* start Source extract *
In its meeting on March 22, 2019, the Supervisory Board approved a number of measures for which its consent was required. These included in particular a cooperation project between Zhejiang Geely Holding Group (Geely Holding) and Daimler to further develop smart as a leading brand for electric mobility, as well as the acquisition of a majority interest in the US company Torc Robotics, a pioneer in the field of autonomous driving. Furthermore, the Supervisory Board again dealt in detail with the spin-off documentation for “Project Future” that was to be submitted to the Annual Shareholders’ Meeting and was informed about the further development of the Group-wide code of conduct in the context of an integrity update. Finally, the Supervisory Board approved its proposed resolutions on the items of the agenda for the 2019 Annual Shareholders’ Meeting.
* end Source extract *
* start Collected data *
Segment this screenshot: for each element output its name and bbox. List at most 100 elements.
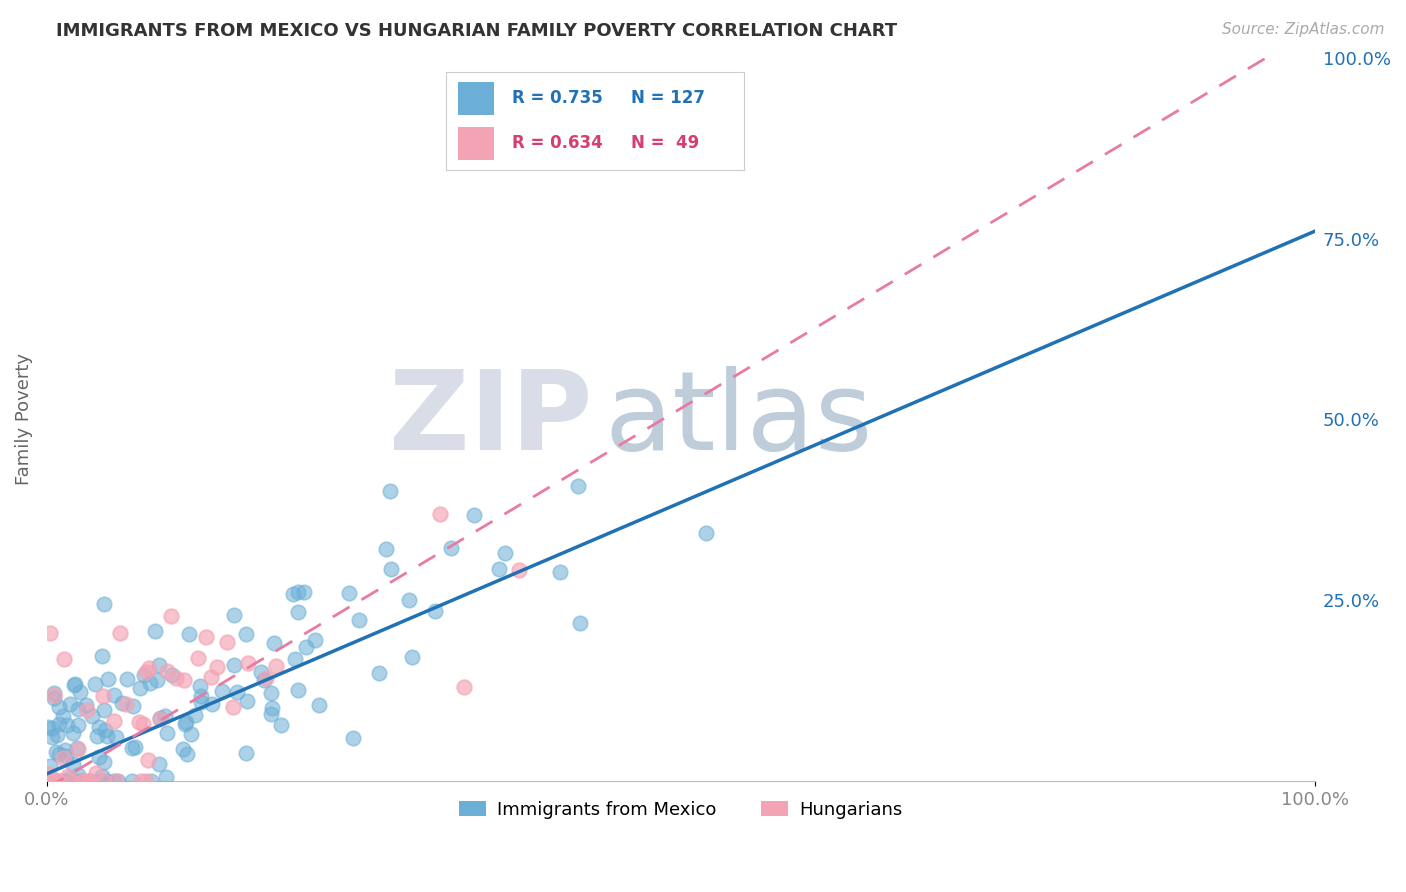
* end Collected data *
Render this sentence from the passage on the Supervisory Board's March 2019 meeting in German: "Finally, the Supervisory Board approved its proposed resolutions on the items of the agenda for the 2019 Annual Shareholders’ Meeting."

Abschließend genehmigte der Aufsichtsrat seine Beschlussvorschläge zu den Punkten der Tagesordnung für die Hauptversammlung 2019.